> WHAT TO DO: Show every line in the entries below where the word "FXCM" appears.

-- start SUPPLIED RECORDS --

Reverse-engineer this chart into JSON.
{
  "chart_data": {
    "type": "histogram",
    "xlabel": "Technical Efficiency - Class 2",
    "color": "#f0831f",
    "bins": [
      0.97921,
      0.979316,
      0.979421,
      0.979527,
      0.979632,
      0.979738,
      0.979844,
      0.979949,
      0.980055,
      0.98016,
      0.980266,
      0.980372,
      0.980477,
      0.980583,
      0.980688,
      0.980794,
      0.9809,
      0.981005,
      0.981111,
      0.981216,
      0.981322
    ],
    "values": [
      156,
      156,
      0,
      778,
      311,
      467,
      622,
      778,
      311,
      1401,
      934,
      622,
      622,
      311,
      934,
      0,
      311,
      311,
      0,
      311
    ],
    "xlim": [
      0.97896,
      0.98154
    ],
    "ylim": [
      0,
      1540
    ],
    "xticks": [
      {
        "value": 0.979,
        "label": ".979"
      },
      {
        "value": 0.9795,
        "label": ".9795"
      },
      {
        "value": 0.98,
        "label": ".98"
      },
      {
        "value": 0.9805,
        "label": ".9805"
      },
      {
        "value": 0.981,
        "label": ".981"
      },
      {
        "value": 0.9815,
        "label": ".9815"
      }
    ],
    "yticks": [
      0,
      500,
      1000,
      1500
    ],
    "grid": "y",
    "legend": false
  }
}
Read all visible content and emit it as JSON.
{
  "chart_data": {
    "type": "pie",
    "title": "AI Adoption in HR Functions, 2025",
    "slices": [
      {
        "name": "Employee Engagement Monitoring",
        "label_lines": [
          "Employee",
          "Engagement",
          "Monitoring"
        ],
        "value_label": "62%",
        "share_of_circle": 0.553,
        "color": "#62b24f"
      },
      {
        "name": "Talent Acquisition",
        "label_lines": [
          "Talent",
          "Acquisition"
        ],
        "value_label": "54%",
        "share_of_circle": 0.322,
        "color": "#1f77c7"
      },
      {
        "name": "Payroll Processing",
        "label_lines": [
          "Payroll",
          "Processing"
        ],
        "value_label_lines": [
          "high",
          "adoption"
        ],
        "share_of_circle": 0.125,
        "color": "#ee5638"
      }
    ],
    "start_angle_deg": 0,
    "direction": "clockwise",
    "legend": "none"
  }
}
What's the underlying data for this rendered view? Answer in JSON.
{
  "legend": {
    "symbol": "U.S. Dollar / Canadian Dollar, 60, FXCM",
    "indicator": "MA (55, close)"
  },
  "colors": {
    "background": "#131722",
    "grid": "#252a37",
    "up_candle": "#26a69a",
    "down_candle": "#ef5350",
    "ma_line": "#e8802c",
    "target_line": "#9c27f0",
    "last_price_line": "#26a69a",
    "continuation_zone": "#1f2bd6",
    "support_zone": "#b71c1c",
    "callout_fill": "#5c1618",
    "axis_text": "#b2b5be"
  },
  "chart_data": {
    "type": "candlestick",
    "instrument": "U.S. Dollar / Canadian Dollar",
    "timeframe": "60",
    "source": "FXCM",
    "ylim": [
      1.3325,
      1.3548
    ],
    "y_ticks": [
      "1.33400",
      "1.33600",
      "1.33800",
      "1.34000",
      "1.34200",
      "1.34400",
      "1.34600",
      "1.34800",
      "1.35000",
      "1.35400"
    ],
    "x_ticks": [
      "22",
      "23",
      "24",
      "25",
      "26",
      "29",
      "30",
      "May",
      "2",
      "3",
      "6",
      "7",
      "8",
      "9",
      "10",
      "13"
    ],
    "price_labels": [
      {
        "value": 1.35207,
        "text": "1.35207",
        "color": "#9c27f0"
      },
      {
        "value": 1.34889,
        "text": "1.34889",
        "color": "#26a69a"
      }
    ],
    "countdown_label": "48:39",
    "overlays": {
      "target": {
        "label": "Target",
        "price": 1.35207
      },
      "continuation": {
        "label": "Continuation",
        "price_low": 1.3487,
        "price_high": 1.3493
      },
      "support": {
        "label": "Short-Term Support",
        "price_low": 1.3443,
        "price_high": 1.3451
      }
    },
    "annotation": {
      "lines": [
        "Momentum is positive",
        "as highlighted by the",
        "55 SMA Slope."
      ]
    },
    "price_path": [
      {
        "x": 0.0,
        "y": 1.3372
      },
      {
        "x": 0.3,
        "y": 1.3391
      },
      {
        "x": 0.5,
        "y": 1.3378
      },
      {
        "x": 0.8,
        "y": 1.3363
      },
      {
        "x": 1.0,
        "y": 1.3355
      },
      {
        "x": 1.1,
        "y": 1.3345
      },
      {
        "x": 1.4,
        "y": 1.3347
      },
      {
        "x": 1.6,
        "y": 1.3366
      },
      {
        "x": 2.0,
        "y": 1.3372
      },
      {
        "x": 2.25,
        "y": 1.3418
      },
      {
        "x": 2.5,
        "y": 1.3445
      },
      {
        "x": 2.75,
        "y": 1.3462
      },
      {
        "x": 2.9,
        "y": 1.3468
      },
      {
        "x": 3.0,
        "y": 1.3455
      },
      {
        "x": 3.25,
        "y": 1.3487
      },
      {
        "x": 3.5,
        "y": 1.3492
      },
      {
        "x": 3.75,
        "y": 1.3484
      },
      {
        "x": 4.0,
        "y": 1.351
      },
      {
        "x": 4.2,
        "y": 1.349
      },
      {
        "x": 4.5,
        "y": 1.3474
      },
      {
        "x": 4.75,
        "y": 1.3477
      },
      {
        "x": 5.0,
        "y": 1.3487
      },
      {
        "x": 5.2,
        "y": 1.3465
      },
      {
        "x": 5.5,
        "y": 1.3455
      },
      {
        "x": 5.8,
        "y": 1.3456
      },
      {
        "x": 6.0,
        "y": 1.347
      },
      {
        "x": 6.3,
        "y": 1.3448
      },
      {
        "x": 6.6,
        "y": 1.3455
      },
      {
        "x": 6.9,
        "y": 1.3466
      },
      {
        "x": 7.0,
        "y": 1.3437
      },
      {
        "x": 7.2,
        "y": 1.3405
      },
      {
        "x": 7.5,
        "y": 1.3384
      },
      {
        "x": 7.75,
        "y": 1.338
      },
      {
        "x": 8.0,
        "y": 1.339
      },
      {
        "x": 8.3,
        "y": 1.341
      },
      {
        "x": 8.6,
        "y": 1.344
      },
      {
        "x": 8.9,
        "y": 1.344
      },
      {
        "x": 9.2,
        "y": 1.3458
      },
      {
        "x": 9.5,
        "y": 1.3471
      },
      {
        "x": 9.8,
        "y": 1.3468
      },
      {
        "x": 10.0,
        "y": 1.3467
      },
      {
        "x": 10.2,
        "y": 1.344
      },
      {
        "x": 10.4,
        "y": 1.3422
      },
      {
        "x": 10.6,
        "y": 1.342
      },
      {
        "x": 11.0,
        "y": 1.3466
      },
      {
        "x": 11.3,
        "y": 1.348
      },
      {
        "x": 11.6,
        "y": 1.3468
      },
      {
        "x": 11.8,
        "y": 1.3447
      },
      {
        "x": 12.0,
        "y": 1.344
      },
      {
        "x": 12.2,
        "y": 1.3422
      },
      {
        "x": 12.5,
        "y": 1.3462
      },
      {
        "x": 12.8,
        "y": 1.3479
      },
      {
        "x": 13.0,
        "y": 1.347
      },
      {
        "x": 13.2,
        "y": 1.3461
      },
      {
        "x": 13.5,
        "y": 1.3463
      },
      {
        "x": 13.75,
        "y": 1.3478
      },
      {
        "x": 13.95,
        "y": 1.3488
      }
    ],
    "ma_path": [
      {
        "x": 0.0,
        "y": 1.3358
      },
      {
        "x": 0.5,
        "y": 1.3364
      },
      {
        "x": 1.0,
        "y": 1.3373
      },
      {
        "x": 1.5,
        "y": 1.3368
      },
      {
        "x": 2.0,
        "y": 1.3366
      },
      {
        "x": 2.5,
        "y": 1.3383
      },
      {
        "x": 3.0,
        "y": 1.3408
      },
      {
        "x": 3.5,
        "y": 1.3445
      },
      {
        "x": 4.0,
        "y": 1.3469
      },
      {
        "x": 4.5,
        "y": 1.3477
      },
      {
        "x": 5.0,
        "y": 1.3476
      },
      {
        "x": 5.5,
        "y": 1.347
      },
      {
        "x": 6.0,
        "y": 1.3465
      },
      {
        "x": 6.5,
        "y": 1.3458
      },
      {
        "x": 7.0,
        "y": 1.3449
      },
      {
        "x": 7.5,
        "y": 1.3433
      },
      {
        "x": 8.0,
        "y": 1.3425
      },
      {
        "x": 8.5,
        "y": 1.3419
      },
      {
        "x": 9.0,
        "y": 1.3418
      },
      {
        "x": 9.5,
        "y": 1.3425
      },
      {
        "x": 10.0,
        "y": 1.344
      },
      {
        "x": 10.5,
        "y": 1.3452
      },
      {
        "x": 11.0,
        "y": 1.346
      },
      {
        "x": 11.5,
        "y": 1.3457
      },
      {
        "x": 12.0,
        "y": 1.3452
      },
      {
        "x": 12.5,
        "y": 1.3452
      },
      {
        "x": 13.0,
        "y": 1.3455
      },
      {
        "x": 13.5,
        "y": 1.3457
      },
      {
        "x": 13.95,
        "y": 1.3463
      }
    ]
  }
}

-- end SUPPLIED RECORDS --

> ANSWER TO THIS PROBLEM:
    "symbol": "U.S. Dollar / Canadian Dollar, 60, FXCM",
    "source": "FXCM",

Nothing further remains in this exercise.